> [Task goal]: Identify each line in the records below that contains the word "geval", and copy it.

> [Data lines]:
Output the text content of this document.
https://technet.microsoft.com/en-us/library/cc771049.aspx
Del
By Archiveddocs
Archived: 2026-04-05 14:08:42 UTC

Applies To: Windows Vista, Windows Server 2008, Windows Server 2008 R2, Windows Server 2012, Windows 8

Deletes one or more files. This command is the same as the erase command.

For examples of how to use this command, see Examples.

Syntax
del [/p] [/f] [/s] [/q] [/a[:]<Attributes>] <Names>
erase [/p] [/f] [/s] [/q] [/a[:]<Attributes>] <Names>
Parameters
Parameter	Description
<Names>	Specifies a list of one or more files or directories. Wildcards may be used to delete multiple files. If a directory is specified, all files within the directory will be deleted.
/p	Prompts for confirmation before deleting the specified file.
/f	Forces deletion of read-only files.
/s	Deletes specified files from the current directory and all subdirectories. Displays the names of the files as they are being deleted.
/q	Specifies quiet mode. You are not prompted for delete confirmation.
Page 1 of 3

--

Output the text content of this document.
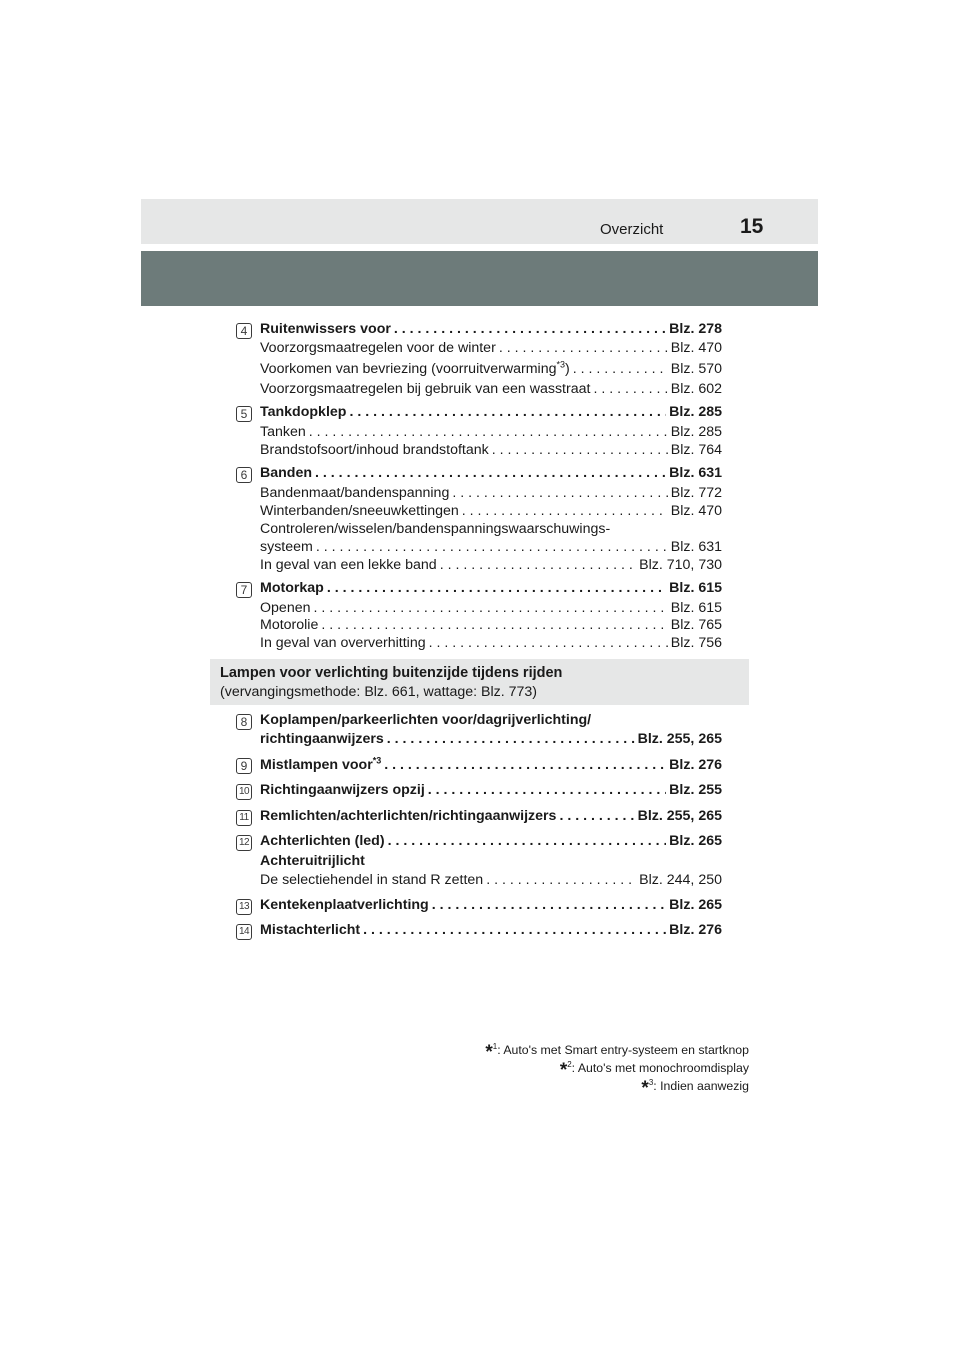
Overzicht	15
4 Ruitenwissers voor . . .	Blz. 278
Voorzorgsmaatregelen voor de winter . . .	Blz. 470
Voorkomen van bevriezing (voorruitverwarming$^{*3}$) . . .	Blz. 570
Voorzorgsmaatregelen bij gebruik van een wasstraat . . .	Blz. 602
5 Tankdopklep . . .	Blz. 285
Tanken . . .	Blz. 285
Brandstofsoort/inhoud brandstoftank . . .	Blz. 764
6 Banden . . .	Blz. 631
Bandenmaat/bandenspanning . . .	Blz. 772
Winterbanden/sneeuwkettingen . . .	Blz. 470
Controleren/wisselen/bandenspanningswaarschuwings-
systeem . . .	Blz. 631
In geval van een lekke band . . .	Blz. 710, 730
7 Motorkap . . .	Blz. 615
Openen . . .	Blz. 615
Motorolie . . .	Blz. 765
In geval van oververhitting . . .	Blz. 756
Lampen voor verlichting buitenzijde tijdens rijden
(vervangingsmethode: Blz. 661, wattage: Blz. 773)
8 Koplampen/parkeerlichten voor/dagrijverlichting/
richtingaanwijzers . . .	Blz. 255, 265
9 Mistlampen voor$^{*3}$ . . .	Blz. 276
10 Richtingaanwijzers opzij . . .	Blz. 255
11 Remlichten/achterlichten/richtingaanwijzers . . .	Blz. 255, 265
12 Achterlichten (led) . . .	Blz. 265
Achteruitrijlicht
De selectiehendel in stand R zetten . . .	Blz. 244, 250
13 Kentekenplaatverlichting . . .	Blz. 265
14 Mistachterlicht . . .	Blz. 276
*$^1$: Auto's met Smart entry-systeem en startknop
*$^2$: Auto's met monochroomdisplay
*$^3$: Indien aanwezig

> [Full output]:
In geval van een lekke band . . .	Blz. 710, 730
In geval van oververhitting . . .	Blz. 756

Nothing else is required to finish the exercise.